■ The task ■
Count how many lines below contain the word "business", then give that number alone.

----------------------------------------

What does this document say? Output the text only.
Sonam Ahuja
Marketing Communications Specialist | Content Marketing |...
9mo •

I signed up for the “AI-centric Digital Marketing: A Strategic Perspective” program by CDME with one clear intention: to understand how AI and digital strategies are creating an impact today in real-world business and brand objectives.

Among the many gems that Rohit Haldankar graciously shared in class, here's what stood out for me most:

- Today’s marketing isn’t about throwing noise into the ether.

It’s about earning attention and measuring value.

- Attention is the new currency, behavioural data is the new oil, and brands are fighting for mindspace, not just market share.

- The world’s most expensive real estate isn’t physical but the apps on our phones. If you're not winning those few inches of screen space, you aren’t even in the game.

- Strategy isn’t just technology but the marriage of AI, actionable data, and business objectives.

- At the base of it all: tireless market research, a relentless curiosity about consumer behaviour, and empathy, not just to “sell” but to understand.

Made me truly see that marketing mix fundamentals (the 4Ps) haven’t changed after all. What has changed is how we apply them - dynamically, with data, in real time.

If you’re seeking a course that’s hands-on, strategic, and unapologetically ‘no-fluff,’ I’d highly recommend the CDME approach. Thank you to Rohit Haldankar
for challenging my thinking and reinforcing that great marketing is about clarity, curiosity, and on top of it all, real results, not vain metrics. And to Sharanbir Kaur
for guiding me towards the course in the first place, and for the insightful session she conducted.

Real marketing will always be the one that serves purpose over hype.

----------------------------------------

■ In response ■
2